**Exercise instructions**.
Find the lines with the string "Dufour" and return them.

>> Start Dataset records

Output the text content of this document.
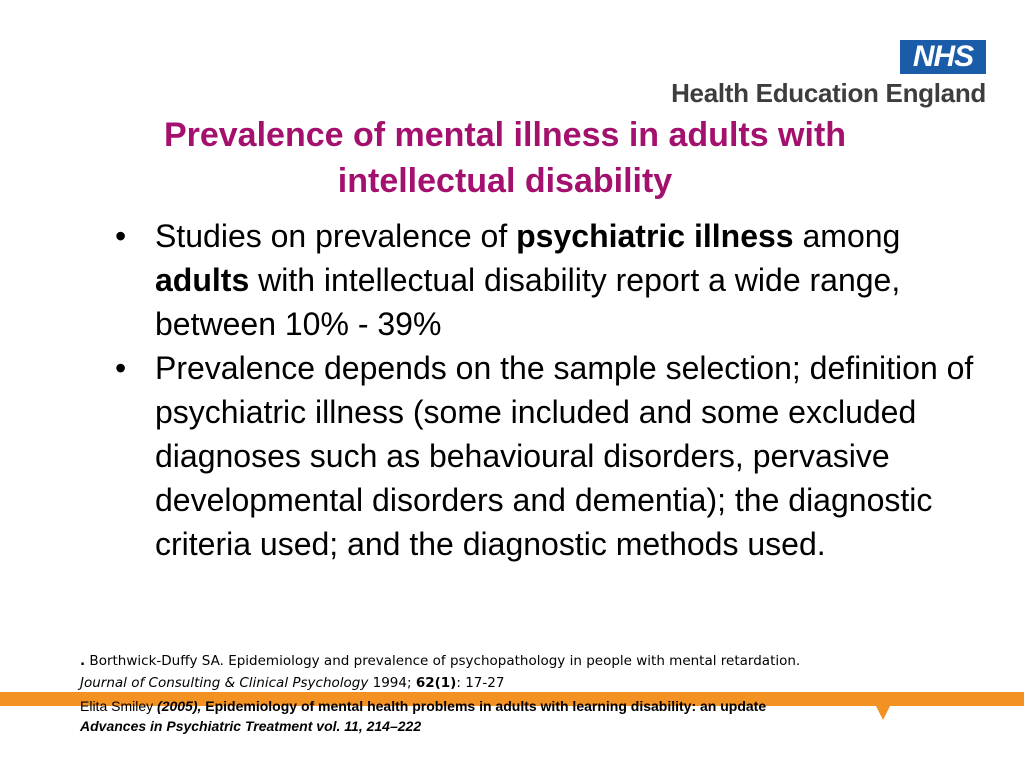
NHS
Health Education England
Prevalence of mental illness in adults with intellectual disability
• Studies on prevalence of psychiatric illness among adults with intellectual disability report a wide range, between 10% - 39%
• Prevalence depends on the sample selection; definition of psychiatric illness (some included and some excluded diagnoses such as behavioural disorders, pervasive developmental disorders and dementia); the diagnostic criteria used; and the diagnostic methods used.
. Borthwick-Duffy SA. Epidemiology and prevalence of psychopathology in people with mental retardation.
Journal of Consulting & Clinical Psychology 1994; 62(1): 17-27
Elita Smiley (2005), Epidemiology of mental health problems in adults with learning disability: an update
Advances in Psychiatric Treatment vol. 11, 214–222
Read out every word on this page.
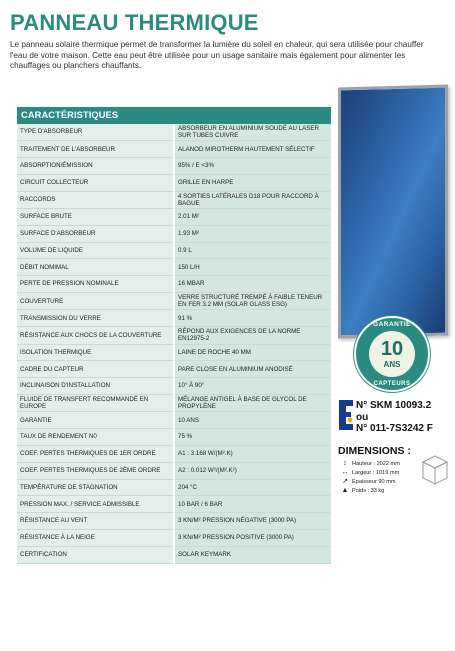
PANNEAU THERMIQUE

Le panneau solaire thermique permet de transformer la lumière du soleil en chaleur, qui sera utilisée pour chauffer l'eau de votre maison. Cette eau peut être utilisée pour un usage sanitaire mais également pour alimenter les chauffages ou planchers chauffants.

CARACTÉRISTIQUES	
TYPE D'ABSORBEUR	ABSORBEUR EN ALUMINIUM SOUDÉ AU LASER SUR TUBES CUIVRE
TRAITEMENT DE L'ABSORBEUR	ALANOD MIROTHERM HAUTEMENT SÉLECTIF
ABSORPTION/ÉMISSION	95% / E <3%
CIRCUIT COLLECTEUR	GRILLE EN HARPE
RACCORDS	4 SORTIES LATÉRALES D18 POUR RACCORD À BAGUE
SURFACE BRUTE	2.01 M²
SURFACE D'ABSORBEUR	1.93 M²
VOLUME DE LIQUIDE	0.9 L
DÉBIT NOMIMAL	150 L/H
PERTE DE PRESSION NOMINALE	16 MBAR
COUVERTURE	VERRE STRUCTURÉ TREMPÉ À FAIBLE TENEUR EN FER 3.2 MM (SOLAR GLASS ESG)
TRANSMISSION DU VERRE	91 %
RÉSISTANCE AUX CHOCS DE LA COUVERTURE	RÉPOND AUX EXIGENCES DE LA NORME EN12975-2
ISOLATION THERMIQUE	LAINE DE ROCHE 40 MM
CADRE DU CAPTEUR	PARE CLOSE EN ALUMINIUM ANODISÉ
INCLINAISON D'INSTALLATION	10° À 90°
FLUIDE DE TRANSFERT RECOMMANDÉ EN EUROPE	MÉLANGE ANTIGEL À BASE DE GLYCOL DE PROPYLÈNE
GARANTIE	10 ANS
TAUX DE RENDEMENT N0	75 %
COEF. PERTES THERMIQUES DE 1ER ORDRE	A1 : 3.168 W/(M².K)
COEF. PERTES THERMIQUES DE 2ÈME ORDRE	A2 : 0.012 W²/(M².K²)
TEMPÉRATURE DE STAGNATION	204 °C
PRESSION MAX. / SERVICE ADMISSIBLE	10 BAR / 6 BAR
RÉSISTANCE AU VENT	3 KN/M² PRESSION NÉGATIVE (3000 PA)
RÉSISTANCE À LA NEIGE	3 KN/M² PRESSION POSITIVE (3000 PA)
CERTIFICATION	SOLAR KEYMARK
GARANTIE
10
ANS
CAPTEURS
N° SKM 10093.2
ou
N° 011-7S3242 F
DIMENSIONS :
↕ Hauteur : 2022 mm
↔ Largeur : 1019 mm
↗ Épaisseur 90 mm
▲ Poids : 33 kg
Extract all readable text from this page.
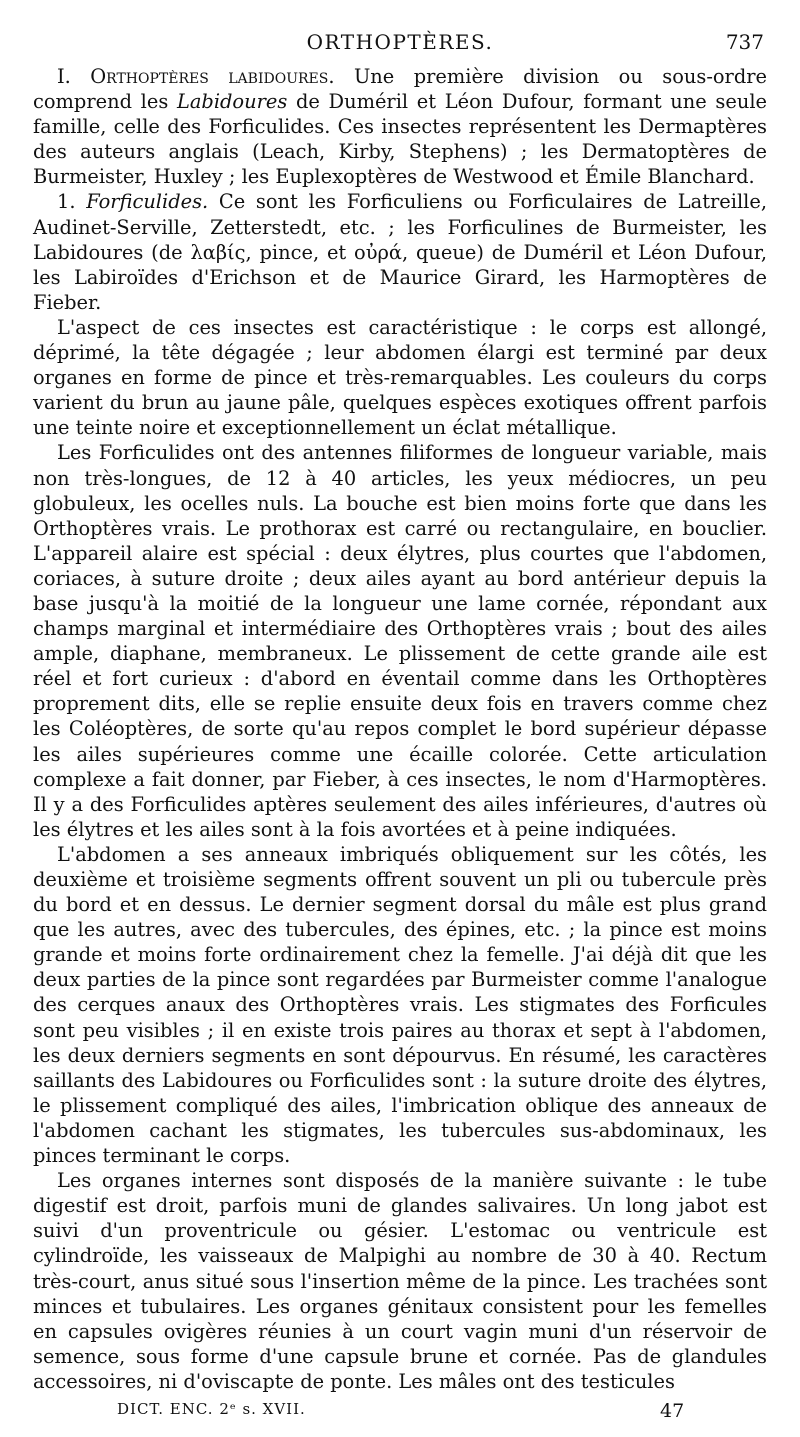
ORTHOPTÈRES.	737

I. Orthoptères labidoures. Une première division ou sous-ordre comprend les Labidoures de Duméril et Léon Dufour, formant une seule famille, celle des Forficulides. Ces insectes représentent les Dermaptères des auteurs anglais (Leach, Kirby, Stephens) ; les Dermatoptères de Burmeister, Huxley ; les Euplexoptères de Westwood et Émile Blanchard.

1. Forficulides. Ce sont les Forficuliens ou Forficulaires de Latreille, Audinet-Serville, Zetterstedt, etc. ; les Forficulines de Burmeister, les Labidoures (de λαβίς, pince, et οὐρά, queue) de Duméril et Léon Dufour, les Labiroïdes d'Erichson et de Maurice Girard, les Harmoptères de Fieber.

L'aspect de ces insectes est caractéristique : le corps est allongé, déprimé, la tête dégagée ; leur abdomen élargi est terminé par deux organes en forme de pince et très-remarquables. Les couleurs du corps varient du brun au jaune pâle, quelques espèces exotiques offrent parfois une teinte noire et exceptionnellement un éclat métallique.

Les Forficulides ont des antennes filiformes de longueur variable, mais non très-longues, de 12 à 40 articles, les yeux médiocres, un peu globuleux, les ocelles nuls. La bouche est bien moins forte que dans les Orthoptères vrais. Le prothorax est carré ou rectangulaire, en bouclier. L'appareil alaire est spécial : deux élytres, plus courtes que l'abdomen, coriaces, à suture droite ; deux ailes ayant au bord antérieur depuis la base jusqu'à la moitié de la longueur une lame cornée, répondant aux champs marginal et intermédiaire des Orthoptères vrais ; bout des ailes ample, diaphane, membraneux. Le plissement de cette grande aile est réel et fort curieux : d'abord en éventail comme dans les Orthoptères proprement dits, elle se replie ensuite deux fois en travers comme chez les Coléoptères, de sorte qu'au repos complet le bord supérieur dépasse les ailes supérieures comme une écaille colorée. Cette articulation complexe a fait donner, par Fieber, à ces insectes, le nom d'Harmoptères. Il y a des Forficulides aptères seulement des ailes inférieures, d'autres où les élytres et les ailes sont à la fois avortées et à peine indiquées.

L'abdomen a ses anneaux imbriqués obliquement sur les côtés, les deuxième et troisième segments offrent souvent un pli ou tubercule près du bord et en dessus. Le dernier segment dorsal du mâle est plus grand que les autres, avec des tubercules, des épines, etc. ; la pince est moins grande et moins forte ordinairement chez la femelle. J'ai déjà dit que les deux parties de la pince sont regardées par Burmeister comme l'analogue des cerques anaux des Orthoptères vrais. Les stigmates des Forficules sont peu visibles ; il en existe trois paires au thorax et sept à l'abdomen, les deux derniers segments en sont dépourvus. En résumé, les caractères saillants des Labidoures ou Forficulides sont : la suture droite des élytres, le plissement compliqué des ailes, l'imbrication oblique des anneaux de l'abdomen cachant les stigmates, les tubercules sus-abdominaux, les pinces terminant le corps.

Les organes internes sont disposés de la manière suivante : le tube digestif est droit, parfois muni de glandes salivaires. Un long jabot est suivi d'un proventricule ou gésier. L'estomac ou ventricule est cylindroïde, les vaisseaux de Malpighi au nombre de 30 à 40. Rectum très-court, anus situé sous l'insertion même de la pince. Les trachées sont minces et tubulaires. Les organes génitaux consistent pour les femelles en capsules ovigères réunies à un court vagin muni d'un réservoir de semence, sous forme d'une capsule brune et cornée. Pas de glandules accessoires, ni d'oviscapte de ponte. Les mâles ont des testicules

DICT. ENC. 2ᵉ s. XVII.	47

>> End Dataset records

**Answer to this task**.
I. Orthoptères labidoures. Une première division ou sous-ordre comprend les Labidoures de Duméril et Léon Dufour, formant une seule famille, celle des Forficulides. Ces insectes représentent les Dermaptères des auteurs anglais (Leach, Kirby, Stephens) ; les Dermatoptères de Burmeister, Huxley ; les Euplexoptères de Westwood et Émile Blanchard.
1. Forficulides. Ce sont les Forficuliens ou Forficulaires de Latreille, Audinet-Serville, Zetterstedt, etc. ; les Forficulines de Burmeister, les Labidoures (de λαβίς, pince, et οὐρά, queue) de Duméril et Léon Dufour, les Labiroïdes d'Erichson et de Maurice Girard, les Harmoptères de Fieber.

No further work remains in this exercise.